--- Exercise prompt ---
Select each line where the word "Optimizer" appears.

--- Record list ---
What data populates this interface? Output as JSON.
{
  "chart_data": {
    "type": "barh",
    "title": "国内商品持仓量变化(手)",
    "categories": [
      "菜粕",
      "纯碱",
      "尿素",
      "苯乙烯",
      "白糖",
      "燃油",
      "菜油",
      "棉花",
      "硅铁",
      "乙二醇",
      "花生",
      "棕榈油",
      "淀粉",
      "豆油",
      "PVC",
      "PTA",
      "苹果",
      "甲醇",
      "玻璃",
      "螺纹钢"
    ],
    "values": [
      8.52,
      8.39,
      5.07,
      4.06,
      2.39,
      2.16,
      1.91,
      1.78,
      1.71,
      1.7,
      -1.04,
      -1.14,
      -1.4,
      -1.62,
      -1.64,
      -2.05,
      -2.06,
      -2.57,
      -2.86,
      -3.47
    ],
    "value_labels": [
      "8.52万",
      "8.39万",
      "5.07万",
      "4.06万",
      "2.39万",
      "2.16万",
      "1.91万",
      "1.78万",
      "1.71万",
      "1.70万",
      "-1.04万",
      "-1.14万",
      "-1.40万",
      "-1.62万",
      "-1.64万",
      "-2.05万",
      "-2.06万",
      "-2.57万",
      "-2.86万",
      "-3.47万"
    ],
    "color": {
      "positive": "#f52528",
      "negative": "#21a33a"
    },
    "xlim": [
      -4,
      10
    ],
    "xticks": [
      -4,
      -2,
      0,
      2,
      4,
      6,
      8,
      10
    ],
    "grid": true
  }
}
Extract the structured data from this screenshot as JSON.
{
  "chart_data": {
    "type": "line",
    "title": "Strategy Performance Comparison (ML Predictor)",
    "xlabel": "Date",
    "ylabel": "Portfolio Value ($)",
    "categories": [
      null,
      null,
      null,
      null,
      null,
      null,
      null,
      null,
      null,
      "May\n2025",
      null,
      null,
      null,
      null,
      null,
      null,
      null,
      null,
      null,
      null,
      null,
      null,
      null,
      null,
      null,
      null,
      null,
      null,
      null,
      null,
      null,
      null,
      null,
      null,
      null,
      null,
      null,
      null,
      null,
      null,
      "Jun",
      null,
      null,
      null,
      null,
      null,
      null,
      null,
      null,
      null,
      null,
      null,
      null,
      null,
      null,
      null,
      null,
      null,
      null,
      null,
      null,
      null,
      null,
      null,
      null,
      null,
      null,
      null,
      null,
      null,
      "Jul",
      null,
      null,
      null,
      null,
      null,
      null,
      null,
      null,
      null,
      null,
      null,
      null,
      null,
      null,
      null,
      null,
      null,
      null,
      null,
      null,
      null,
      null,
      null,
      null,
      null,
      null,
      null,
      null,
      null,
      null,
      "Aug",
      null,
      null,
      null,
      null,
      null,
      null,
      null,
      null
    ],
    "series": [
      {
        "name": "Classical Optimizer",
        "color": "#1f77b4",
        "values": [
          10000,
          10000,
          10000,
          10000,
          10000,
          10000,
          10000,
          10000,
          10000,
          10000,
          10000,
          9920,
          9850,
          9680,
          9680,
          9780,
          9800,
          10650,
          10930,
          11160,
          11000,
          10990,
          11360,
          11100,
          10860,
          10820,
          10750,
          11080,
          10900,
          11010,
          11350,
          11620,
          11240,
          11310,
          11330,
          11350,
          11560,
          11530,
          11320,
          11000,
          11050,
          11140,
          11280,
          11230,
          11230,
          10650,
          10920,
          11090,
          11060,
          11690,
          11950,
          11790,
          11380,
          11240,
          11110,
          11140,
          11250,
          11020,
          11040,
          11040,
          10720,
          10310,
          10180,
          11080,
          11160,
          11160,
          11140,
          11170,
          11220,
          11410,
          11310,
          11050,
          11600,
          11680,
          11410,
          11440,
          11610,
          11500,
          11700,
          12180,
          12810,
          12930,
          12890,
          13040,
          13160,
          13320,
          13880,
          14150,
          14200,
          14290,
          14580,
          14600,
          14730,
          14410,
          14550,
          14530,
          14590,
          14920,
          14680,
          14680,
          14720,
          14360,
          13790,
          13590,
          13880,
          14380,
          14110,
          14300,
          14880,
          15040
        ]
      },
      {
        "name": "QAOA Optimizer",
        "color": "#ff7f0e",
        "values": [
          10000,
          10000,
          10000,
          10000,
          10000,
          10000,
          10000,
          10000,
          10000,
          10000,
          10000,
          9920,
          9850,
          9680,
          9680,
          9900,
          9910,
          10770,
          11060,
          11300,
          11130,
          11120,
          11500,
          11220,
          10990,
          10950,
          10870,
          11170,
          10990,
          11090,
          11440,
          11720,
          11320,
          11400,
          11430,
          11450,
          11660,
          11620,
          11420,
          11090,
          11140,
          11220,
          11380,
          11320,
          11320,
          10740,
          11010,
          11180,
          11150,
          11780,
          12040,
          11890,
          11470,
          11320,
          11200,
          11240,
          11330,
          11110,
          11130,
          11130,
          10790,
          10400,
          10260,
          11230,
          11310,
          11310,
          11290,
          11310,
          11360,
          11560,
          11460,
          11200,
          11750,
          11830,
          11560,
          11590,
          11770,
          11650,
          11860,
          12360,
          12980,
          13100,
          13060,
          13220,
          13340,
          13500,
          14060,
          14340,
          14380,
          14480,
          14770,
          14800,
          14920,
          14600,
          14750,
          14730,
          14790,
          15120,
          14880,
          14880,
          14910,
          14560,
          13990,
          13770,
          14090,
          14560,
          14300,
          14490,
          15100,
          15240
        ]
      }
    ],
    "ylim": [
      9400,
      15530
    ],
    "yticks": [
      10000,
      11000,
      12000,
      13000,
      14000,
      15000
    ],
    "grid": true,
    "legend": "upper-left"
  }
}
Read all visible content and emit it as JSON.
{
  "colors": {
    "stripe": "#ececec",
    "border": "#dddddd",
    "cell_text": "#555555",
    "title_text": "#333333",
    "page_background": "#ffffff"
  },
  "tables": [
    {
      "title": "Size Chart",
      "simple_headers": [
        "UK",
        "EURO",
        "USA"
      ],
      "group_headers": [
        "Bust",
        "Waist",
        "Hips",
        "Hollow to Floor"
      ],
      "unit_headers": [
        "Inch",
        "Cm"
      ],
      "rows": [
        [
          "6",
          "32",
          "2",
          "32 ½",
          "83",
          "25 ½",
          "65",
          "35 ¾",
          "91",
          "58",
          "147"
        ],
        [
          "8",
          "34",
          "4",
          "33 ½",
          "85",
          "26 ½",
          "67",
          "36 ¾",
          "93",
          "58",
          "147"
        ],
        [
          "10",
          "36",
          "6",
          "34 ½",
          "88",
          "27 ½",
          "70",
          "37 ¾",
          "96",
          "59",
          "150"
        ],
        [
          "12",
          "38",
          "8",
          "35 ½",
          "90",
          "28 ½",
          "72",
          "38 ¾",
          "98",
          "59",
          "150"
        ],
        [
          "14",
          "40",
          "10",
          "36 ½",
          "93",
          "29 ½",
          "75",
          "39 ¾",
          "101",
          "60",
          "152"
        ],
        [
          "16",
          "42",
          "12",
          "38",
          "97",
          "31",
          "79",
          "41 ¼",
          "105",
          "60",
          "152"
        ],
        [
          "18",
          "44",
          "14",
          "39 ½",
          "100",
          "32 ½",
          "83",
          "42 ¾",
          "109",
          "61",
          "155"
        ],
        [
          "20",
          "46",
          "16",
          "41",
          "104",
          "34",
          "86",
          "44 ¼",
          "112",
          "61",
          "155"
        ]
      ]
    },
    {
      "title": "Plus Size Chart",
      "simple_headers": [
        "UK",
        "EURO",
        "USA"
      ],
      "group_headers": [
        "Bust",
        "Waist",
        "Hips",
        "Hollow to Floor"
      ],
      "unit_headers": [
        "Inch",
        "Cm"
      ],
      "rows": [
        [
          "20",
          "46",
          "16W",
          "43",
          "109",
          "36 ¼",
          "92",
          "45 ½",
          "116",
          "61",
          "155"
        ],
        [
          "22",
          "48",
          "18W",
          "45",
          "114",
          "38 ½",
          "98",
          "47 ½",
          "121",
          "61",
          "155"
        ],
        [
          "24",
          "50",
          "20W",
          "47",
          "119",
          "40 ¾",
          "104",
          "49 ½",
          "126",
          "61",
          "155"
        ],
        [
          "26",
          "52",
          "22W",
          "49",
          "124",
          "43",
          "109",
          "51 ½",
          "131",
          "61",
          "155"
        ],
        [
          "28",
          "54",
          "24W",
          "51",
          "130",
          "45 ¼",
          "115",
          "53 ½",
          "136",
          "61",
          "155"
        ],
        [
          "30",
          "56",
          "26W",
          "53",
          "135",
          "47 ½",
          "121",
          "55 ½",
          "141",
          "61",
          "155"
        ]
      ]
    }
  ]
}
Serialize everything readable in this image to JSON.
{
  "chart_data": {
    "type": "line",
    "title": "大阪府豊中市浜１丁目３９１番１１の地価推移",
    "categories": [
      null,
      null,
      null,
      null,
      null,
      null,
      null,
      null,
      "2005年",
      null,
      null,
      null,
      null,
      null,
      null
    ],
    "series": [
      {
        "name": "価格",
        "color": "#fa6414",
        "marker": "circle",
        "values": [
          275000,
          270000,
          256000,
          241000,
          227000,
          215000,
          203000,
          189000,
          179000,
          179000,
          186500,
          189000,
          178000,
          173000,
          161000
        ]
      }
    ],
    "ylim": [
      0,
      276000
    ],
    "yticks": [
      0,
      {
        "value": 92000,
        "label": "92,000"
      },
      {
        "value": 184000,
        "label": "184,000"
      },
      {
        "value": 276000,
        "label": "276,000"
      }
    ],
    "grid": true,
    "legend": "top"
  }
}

--- Exercise solution ---
        "name": "Classical Optimizer",
        "name": "QAOA Optimizer",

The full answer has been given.